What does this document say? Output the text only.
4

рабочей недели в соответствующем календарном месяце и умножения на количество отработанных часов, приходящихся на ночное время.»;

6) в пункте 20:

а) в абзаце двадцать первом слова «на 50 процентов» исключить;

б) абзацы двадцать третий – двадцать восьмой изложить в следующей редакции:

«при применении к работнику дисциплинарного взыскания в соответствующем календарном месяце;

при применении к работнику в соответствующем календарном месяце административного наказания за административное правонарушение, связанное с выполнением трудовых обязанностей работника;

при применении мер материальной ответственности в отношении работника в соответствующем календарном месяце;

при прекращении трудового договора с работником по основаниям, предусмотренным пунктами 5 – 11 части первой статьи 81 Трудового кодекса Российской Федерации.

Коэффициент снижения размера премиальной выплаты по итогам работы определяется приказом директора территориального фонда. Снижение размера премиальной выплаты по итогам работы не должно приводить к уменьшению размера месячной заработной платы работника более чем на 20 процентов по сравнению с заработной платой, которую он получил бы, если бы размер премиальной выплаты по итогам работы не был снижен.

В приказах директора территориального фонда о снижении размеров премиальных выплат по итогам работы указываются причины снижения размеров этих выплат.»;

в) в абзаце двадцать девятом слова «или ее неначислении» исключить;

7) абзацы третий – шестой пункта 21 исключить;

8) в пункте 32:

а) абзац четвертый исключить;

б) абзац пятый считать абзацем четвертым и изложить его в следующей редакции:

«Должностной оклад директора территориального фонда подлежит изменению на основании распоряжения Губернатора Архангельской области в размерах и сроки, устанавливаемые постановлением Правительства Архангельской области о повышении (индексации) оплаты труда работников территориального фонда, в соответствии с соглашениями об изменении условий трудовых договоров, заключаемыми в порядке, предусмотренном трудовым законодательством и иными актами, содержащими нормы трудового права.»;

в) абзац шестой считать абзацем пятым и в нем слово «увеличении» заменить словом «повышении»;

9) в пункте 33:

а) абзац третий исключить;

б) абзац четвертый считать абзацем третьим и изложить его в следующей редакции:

...

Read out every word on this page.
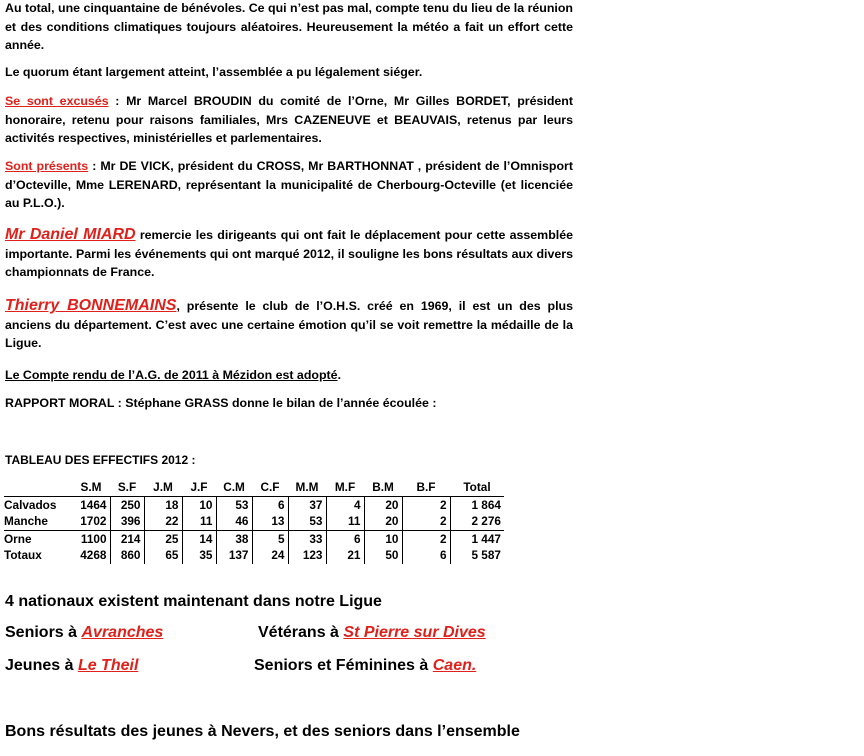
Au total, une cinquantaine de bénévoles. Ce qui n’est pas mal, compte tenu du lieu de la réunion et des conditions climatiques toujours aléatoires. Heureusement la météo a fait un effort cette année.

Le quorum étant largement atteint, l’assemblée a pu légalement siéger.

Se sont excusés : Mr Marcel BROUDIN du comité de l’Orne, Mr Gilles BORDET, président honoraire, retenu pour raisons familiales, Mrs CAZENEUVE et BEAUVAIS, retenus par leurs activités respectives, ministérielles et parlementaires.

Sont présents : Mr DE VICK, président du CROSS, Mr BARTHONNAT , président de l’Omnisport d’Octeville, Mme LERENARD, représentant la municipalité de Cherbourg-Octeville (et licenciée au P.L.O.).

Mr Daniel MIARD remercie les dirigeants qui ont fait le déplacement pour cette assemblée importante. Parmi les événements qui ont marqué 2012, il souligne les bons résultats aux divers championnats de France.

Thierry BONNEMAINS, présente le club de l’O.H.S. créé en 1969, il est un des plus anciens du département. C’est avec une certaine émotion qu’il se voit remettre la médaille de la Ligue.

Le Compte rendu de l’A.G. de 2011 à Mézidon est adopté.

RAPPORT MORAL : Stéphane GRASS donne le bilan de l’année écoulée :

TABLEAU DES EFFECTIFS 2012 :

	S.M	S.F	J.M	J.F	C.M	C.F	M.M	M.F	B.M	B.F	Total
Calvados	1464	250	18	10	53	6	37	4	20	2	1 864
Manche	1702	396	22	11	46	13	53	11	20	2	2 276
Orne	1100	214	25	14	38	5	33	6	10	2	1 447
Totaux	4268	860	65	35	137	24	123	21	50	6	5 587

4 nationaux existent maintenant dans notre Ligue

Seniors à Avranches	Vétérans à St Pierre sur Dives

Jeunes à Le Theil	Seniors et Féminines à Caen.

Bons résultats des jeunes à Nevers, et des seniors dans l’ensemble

## Exercise objective
Find how many lines in the material hold the word "шестой" and state that number alone.

## Result of the task
2